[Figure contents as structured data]
┏━━

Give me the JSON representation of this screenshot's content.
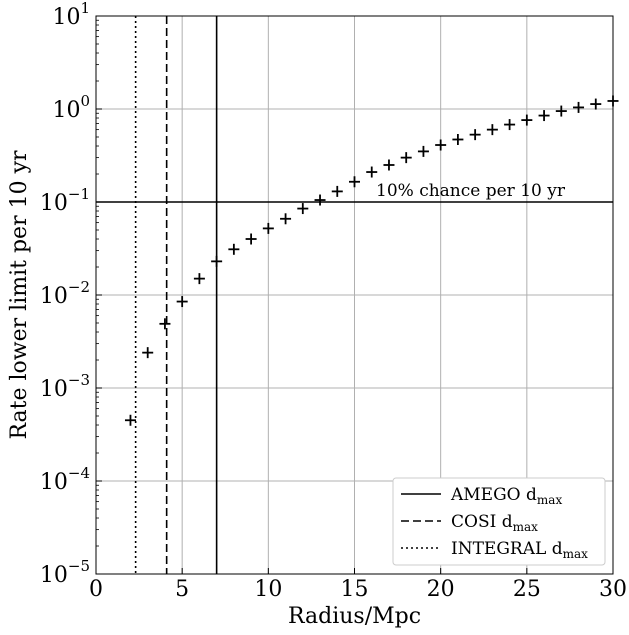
{
  "chart_data": {
    "type": "scatter",
    "title": "",
    "xlabel": "Radius/Mpc",
    "ylabel": "Rate lower limit per 10 yr",
    "xlim": [
      0,
      30
    ],
    "ylim": [
      1e-05,
      10
    ],
    "yscale": "log",
    "grid": true,
    "x_ticks": [
      0,
      5,
      10,
      15,
      20,
      25,
      30
    ],
    "y_ticks": [
      {
        "base": "10",
        "exp": "−5",
        "value": 1e-05
      },
      {
        "base": "10",
        "exp": "−4",
        "value": 0.0001
      },
      {
        "base": "10",
        "exp": "−3",
        "value": 0.001
      },
      {
        "base": "10",
        "exp": "−2",
        "value": 0.01
      },
      {
        "base": "10",
        "exp": "−1",
        "value": 0.1
      },
      {
        "base": "10",
        "exp": "0",
        "value": 1
      },
      {
        "base": "10",
        "exp": "1",
        "value": 10
      }
    ],
    "points": {
      "marker": "+",
      "x": [
        2,
        3,
        4,
        5,
        6,
        7,
        8,
        9,
        10,
        11,
        12,
        13,
        14,
        15,
        16,
        17,
        18,
        19,
        20,
        21,
        22,
        23,
        24,
        25,
        26,
        27,
        28,
        29,
        30
      ],
      "y": [
        0.00045,
        0.0024,
        0.0049,
        0.0085,
        0.015,
        0.023,
        0.031,
        0.04,
        0.052,
        0.066,
        0.085,
        0.105,
        0.13,
        0.165,
        0.21,
        0.25,
        0.3,
        0.35,
        0.41,
        0.47,
        0.53,
        0.6,
        0.68,
        0.76,
        0.85,
        0.95,
        1.04,
        1.13,
        1.22
      ]
    },
    "vertical_lines": [
      {
        "name": "AMEGO",
        "sub": "max",
        "x": 7.0,
        "style": "solid"
      },
      {
        "name": "COSI",
        "sub": "max",
        "x": 4.1,
        "style": "dashed"
      },
      {
        "name": "INTEGRAL",
        "sub": "max",
        "x": 2.3,
        "style": "dotted"
      }
    ],
    "horizontal_line": {
      "y": 0.1,
      "label": "10% chance per 10 yr"
    },
    "legend": {
      "position": "lower-right",
      "sub_prefix": "d"
    },
    "colors": {
      "lines": "#000000",
      "grid": "#b0b0b0"
    }
  }
}
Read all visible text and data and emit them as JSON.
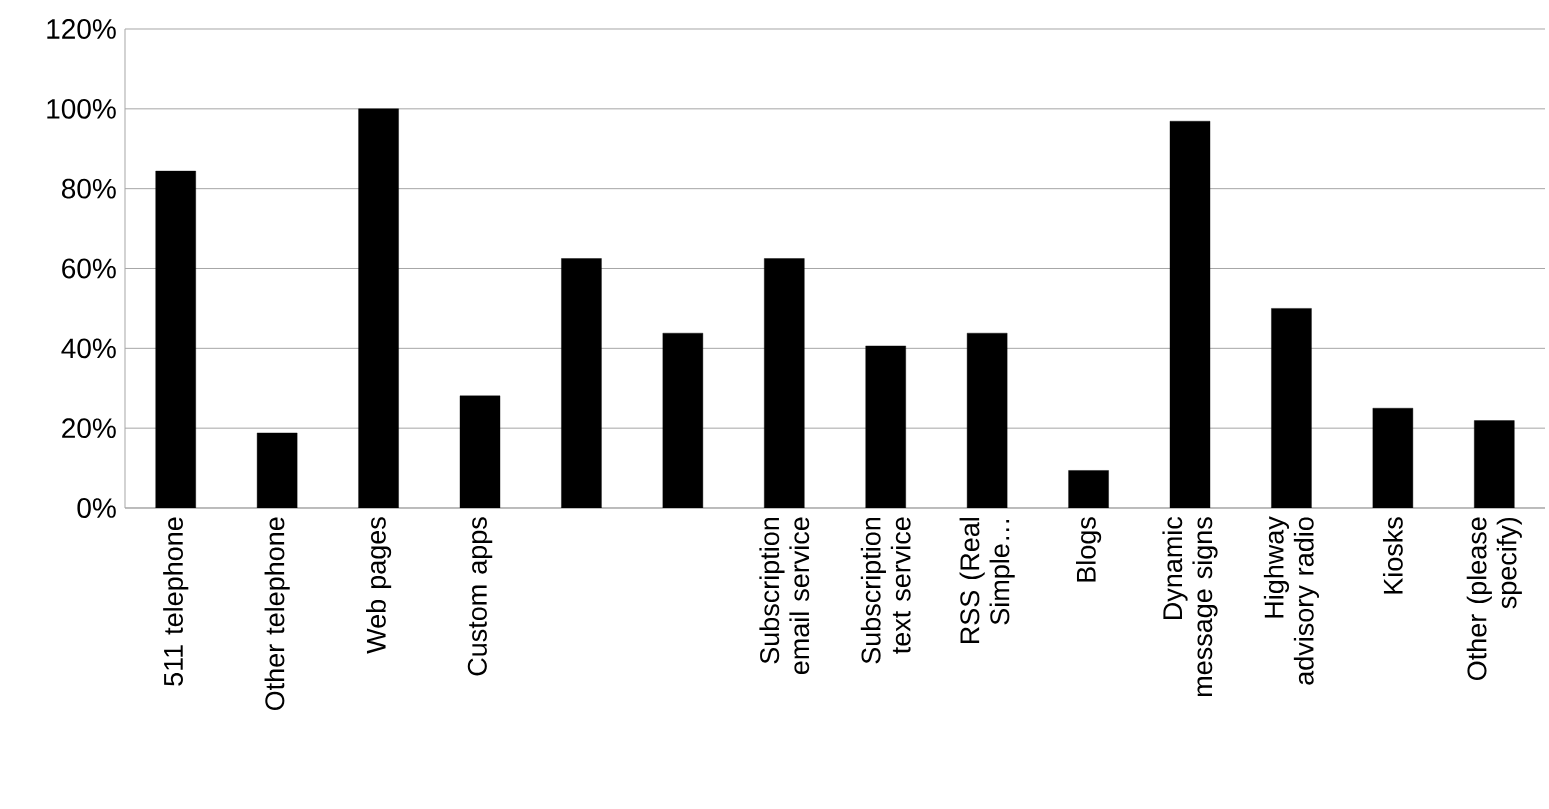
{
  "chart_data": {
    "type": "bar",
    "categories": [
      "511 telephone",
      "Other telephone",
      "Web pages",
      "Custom apps",
      null,
      null,
      "Subscription email service",
      "Subscription text service",
      "RSS (Real Simple…",
      "Blogs",
      "Dynamic message signs",
      "Highway advisory radio",
      "Kiosks",
      "Other (please specify)"
    ],
    "values": [
      84.4,
      18.8,
      100,
      28.1,
      62.5,
      43.8,
      62.5,
      40.6,
      43.8,
      9.4,
      96.9,
      50,
      25,
      21.9
    ],
    "color": "#000000",
    "ylim": [
      0,
      120
    ],
    "yticks": [
      {
        "value": 0,
        "label": "0%"
      },
      {
        "value": 20,
        "label": "20%"
      },
      {
        "value": 40,
        "label": "40%"
      },
      {
        "value": 60,
        "label": "60%"
      },
      {
        "value": 80,
        "label": "80%"
      },
      {
        "value": 100,
        "label": "100%"
      },
      {
        "value": 120,
        "label": "120%"
      }
    ],
    "grid": "y"
  }
}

┗━━

*What to work on*: In your copy of the listing above, reproduce each line exactly and omit all pictures.

*Correct result*:
Give me the JSON representation of this screenshot's content.
{
  "chart_data": {
    "type": "scatter",
    "title": "",
    "xlabel": "Radius/Mpc",
    "ylabel": "Rate lower limit per 10 yr",
    "xlim": [
      0,
      30
    ],
    "ylim": [
      1e-05,
      10
    ],
    "yscale": "log",
    "grid": true,
    "x_ticks": [
      0,
      5,
      10,
      15,
      20,
      25,
      30
    ],
    "y_ticks": [
      {
        "base": "10",
        "exp": "−5",
        "value": 1e-05
      },
      {
        "base": "10",
        "exp": "−4",
        "value": 0.0001
      },
      {
        "base": "10",
        "exp": "−3",
        "value": 0.001
      },
      {
        "base": "10",
        "exp": "−2",
        "value": 0.01
      },
      {
        "base": "10",
        "exp": "−1",
        "value": 0.1
      },
      {
        "base": "10",
        "exp": "0",
        "value": 1
      },
      {
        "base": "10",
        "exp": "1",
        "value": 10
      }
    ],
    "points": {
      "marker": "+",
      "x": [
        2,
        3,
        4,
        5,
        6,
        7,
        8,
        9,
        10,
        11,
        12,
        13,
        14,
        15,
        16,
        17,
        18,
        19,
        20,
        21,
        22,
        23,
        24,
        25,
        26,
        27,
        28,
        29,
        30
      ],
      "y": [
        0.00045,
        0.0024,
        0.0049,
        0.0085,
        0.015,
        0.023,
        0.031,
        0.04,
        0.052,
        0.066,
        0.085,
        0.105,
        0.13,
        0.165,
        0.21,
        0.25,
        0.3,
        0.35,
        0.41,
        0.47,
        0.53,
        0.6,
        0.68,
        0.76,
        0.85,
        0.95,
        1.04,
        1.13,
        1.22
      ]
    },
    "vertical_lines": [
      {
        "name": "AMEGO",
        "sub": "max",
        "x": 7.0,
        "style": "solid"
      },
      {
        "name": "COSI",
        "sub": "max",
        "x": 4.1,
        "style": "dashed"
      },
      {
        "name": "INTEGRAL",
        "sub": "max",
        "x": 2.3,
        "style": "dotted"
      }
    ],
    "horizontal_line": {
      "y": 0.1,
      "label": "10% chance per 10 yr"
    },
    "legend": {
      "position": "lower-right",
      "sub_prefix": "d"
    },
    "colors": {
      "lines": "#000000",
      "grid": "#b0b0b0"
    }
  }
}
Read all visible text and data and emit them as JSON.
{
  "chart_data": {
    "type": "bar",
    "categories": [
      "511 telephone",
      "Other telephone",
      "Web pages",
      "Custom apps",
      null,
      null,
      "Subscription email service",
      "Subscription text service",
      "RSS (Real Simple…",
      "Blogs",
      "Dynamic message signs",
      "Highway advisory radio",
      "Kiosks",
      "Other (please specify)"
    ],
    "values": [
      84.4,
      18.8,
      100,
      28.1,
      62.5,
      43.8,
      62.5,
      40.6,
      43.8,
      9.4,
      96.9,
      50,
      25,
      21.9
    ],
    "color": "#000000",
    "ylim": [
      0,
      120
    ],
    "yticks": [
      {
        "value": 0,
        "label": "0%"
      },
      {
        "value": 20,
        "label": "20%"
      },
      {
        "value": 40,
        "label": "40%"
      },
      {
        "value": 60,
        "label": "60%"
      },
      {
        "value": 80,
        "label": "80%"
      },
      {
        "value": 100,
        "label": "100%"
      },
      {
        "value": 120,
        "label": "120%"
      }
    ],
    "grid": "y"
  }
}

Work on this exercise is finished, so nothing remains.